* Work required *
Write out the records below word for word, please.

※ ※ ※

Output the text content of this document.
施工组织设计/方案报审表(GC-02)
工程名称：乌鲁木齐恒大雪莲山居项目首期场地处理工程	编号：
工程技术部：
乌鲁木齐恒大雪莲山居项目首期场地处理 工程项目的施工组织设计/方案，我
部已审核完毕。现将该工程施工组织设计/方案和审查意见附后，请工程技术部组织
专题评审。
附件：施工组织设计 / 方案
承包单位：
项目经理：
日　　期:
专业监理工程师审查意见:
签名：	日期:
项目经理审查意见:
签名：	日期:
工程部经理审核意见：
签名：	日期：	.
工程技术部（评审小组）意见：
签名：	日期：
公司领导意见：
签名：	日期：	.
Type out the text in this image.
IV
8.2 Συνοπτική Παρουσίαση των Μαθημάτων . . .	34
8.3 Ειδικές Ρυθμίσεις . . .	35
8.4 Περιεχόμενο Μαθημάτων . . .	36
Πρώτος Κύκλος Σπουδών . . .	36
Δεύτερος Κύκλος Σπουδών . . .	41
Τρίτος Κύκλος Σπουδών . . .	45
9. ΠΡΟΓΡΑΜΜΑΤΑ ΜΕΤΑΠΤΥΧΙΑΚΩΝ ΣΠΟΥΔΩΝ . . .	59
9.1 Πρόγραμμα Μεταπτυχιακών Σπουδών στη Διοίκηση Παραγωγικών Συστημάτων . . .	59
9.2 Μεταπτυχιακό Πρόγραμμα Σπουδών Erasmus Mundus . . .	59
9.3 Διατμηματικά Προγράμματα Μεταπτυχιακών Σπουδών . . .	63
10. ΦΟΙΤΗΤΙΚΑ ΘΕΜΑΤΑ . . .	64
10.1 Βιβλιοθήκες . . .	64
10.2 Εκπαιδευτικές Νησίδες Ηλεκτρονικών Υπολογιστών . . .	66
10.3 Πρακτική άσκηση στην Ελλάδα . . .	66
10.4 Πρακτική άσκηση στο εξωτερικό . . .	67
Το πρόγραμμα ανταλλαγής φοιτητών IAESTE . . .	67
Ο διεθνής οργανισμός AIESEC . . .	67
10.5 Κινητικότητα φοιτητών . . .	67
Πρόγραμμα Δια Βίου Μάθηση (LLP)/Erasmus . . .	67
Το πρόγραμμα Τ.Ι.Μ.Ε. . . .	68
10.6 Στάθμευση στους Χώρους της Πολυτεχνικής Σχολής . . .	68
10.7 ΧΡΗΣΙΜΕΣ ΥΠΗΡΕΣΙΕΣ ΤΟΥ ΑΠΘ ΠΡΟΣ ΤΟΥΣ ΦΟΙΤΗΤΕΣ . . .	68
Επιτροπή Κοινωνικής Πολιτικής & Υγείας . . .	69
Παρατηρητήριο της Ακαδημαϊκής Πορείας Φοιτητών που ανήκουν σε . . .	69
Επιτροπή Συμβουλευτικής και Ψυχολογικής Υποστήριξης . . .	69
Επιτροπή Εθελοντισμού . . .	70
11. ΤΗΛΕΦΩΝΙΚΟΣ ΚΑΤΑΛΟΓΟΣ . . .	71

※ ※ ※

* Exercise result *
Output the text content of this document.
施工组织设计/方案报审表(GC-02)
工程名称：乌鲁木齐恒大雪莲山居项目首期场地处理工程	编号：
工程技术部：
乌鲁木齐恒大雪莲山居项目首期场地处理 工程项目的施工组织设计/方案，我
部已审核完毕。现将该工程施工组织设计/方案和审查意见附后，请工程技术部组织
专题评审。
附件：施工组织设计 / 方案
承包单位：
项目经理：
日　　期:
专业监理工程师审查意见:
签名：	日期:
项目经理审查意见:
签名：	日期:
工程部经理审核意见：
签名：	日期：	.
工程技术部（评审小组）意见：
签名：	日期：
公司领导意见：
签名：	日期：	.
Type out the text in this image.
IV
8.2 Συνοπτική Παρουσίαση των Μαθημάτων . . .	34
8.3 Ειδικές Ρυθμίσεις . . .	35
8.4 Περιεχόμενο Μαθημάτων . . .	36
Πρώτος Κύκλος Σπουδών . . .	36
Δεύτερος Κύκλος Σπουδών . . .	41
Τρίτος Κύκλος Σπουδών . . .	45
9. ΠΡΟΓΡΑΜΜΑΤΑ ΜΕΤΑΠΤΥΧΙΑΚΩΝ ΣΠΟΥΔΩΝ . . .	59
9.1 Πρόγραμμα Μεταπτυχιακών Σπουδών στη Διοίκηση Παραγωγικών Συστημάτων . . .	59
9.2 Μεταπτυχιακό Πρόγραμμα Σπουδών Erasmus Mundus . . .	59
9.3 Διατμηματικά Προγράμματα Μεταπτυχιακών Σπουδών . . .	63
10. ΦΟΙΤΗΤΙΚΑ ΘΕΜΑΤΑ . . .	64
10.1 Βιβλιοθήκες . . .	64
10.2 Εκπαιδευτικές Νησίδες Ηλεκτρονικών Υπολογιστών . . .	66
10.3 Πρακτική άσκηση στην Ελλάδα . . .	66
10.4 Πρακτική άσκηση στο εξωτερικό . . .	67
Το πρόγραμμα ανταλλαγής φοιτητών IAESTE . . .	67
Ο διεθνής οργανισμός AIESEC . . .	67
10.5 Κινητικότητα φοιτητών . . .	67
Πρόγραμμα Δια Βίου Μάθηση (LLP)/Erasmus . . .	67
Το πρόγραμμα Τ.Ι.Μ.Ε. . . .	68
10.6 Στάθμευση στους Χώρους της Πολυτεχνικής Σχολής . . .	68
10.7 ΧΡΗΣΙΜΕΣ ΥΠΗΡΕΣΙΕΣ ΤΟΥ ΑΠΘ ΠΡΟΣ ΤΟΥΣ ΦΟΙΤΗΤΕΣ . . .	68
Επιτροπή Κοινωνικής Πολιτικής & Υγείας . . .	69
Παρατηρητήριο της Ακαδημαϊκής Πορείας Φοιτητών που ανήκουν σε . . .	69
Επιτροπή Συμβουλευτικής και Ψυχολογικής Υποστήριξης . . .	69
Επιτροπή Εθελοντισμού . . .	70
11. ΤΗΛΕΦΩΝΙΚΟΣ ΚΑΤΑΛΟΓΟΣ . . .	71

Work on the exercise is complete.